**Aim**
Examine the material below. Gather every line in which the string "Example" appears.

**Record set**
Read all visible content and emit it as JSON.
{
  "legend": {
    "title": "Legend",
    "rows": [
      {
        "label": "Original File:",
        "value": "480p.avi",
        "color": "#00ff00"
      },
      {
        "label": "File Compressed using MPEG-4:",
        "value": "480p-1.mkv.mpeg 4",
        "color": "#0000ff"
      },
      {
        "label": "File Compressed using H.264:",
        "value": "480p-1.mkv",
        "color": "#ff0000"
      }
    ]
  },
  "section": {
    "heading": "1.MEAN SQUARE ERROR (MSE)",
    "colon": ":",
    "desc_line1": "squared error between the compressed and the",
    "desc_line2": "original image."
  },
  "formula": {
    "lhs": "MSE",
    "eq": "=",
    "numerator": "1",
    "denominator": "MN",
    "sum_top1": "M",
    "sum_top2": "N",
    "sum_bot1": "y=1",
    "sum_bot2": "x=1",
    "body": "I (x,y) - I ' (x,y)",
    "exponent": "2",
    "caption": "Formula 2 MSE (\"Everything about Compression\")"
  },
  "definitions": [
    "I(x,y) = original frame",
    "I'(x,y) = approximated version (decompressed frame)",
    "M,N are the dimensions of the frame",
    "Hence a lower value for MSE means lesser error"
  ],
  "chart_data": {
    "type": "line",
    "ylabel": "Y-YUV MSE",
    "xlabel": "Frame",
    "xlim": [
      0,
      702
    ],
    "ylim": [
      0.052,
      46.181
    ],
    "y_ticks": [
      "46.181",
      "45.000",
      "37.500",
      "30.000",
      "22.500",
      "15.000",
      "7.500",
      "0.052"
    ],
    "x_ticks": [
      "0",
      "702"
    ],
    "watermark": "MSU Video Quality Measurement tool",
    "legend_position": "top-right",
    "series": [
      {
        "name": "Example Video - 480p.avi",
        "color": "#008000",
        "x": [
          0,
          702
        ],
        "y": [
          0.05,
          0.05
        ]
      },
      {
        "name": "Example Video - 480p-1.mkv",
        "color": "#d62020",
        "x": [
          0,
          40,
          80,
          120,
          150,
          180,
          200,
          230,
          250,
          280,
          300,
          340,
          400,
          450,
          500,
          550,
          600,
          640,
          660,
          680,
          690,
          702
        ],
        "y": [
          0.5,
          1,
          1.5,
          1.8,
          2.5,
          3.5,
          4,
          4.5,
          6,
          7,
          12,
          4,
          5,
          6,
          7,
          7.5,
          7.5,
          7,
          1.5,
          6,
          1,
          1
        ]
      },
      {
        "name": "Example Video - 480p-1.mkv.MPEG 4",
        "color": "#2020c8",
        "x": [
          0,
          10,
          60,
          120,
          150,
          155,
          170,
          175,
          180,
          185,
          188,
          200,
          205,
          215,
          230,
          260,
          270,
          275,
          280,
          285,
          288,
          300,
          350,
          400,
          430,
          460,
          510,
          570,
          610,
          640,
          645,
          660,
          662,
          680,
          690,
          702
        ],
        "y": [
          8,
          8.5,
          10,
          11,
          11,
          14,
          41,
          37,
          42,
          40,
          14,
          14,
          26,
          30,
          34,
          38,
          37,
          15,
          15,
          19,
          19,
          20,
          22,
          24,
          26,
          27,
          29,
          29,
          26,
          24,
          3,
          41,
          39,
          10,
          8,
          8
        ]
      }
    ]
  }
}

**Answer below**
        "name": "Example Video - 480p.avi",
        "name": "Example Video - 480p-1.mkv",
        "name": "Example Video - 480p-1.mkv.MPEG 4",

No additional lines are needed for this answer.